>> Begin Entries supplied

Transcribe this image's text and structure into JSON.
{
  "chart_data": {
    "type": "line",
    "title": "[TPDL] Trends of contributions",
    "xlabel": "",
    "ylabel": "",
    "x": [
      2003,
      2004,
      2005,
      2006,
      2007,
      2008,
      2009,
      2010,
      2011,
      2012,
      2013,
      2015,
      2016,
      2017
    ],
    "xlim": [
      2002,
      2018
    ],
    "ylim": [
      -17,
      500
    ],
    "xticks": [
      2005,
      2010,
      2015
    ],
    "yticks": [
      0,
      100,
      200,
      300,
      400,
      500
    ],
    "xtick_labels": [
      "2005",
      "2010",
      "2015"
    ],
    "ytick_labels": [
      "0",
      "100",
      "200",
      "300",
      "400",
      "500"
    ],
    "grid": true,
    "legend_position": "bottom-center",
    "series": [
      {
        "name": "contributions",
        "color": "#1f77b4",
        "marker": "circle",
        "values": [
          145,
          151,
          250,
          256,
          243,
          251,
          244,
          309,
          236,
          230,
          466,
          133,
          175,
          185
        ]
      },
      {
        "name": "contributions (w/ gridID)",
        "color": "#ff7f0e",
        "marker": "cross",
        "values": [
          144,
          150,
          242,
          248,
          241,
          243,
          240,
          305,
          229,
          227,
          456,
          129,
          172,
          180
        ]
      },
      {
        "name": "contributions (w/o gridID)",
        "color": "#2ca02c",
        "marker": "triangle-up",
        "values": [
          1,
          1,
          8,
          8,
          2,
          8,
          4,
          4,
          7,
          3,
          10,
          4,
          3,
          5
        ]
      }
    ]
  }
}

>> End Entries supplied

#### Exercise brief
Write out every entry above, word for word.

#### Output of the exercise
Transcribe this image's text and structure into JSON.
{
  "chart_data": {
    "type": "line",
    "title": "[TPDL] Trends of contributions",
    "xlabel": "",
    "ylabel": "",
    "x": [
      2003,
      2004,
      2005,
      2006,
      2007,
      2008,
      2009,
      2010,
      2011,
      2012,
      2013,
      2015,
      2016,
      2017
    ],
    "xlim": [
      2002,
      2018
    ],
    "ylim": [
      -17,
      500
    ],
    "xticks": [
      2005,
      2010,
      2015
    ],
    "yticks": [
      0,
      100,
      200,
      300,
      400,
      500
    ],
    "xtick_labels": [
      "2005",
      "2010",
      "2015"
    ],
    "ytick_labels": [
      "0",
      "100",
      "200",
      "300",
      "400",
      "500"
    ],
    "grid": true,
    "legend_position": "bottom-center",
    "series": [
      {
        "name": "contributions",
        "color": "#1f77b4",
        "marker": "circle",
        "values": [
          145,
          151,
          250,
          256,
          243,
          251,
          244,
          309,
          236,
          230,
          466,
          133,
          175,
          185
        ]
      },
      {
        "name": "contributions (w/ gridID)",
        "color": "#ff7f0e",
        "marker": "cross",
        "values": [
          144,
          150,
          242,
          248,
          241,
          243,
          240,
          305,
          229,
          227,
          456,
          129,
          172,
          180
        ]
      },
      {
        "name": "contributions (w/o gridID)",
        "color": "#2ca02c",
        "marker": "triangle-up",
        "values": [
          1,
          1,
          8,
          8,
          2,
          8,
          4,
          4,
          7,
          3,
          10,
          4,
          3,
          5
        ]
      }
    ]
  }
}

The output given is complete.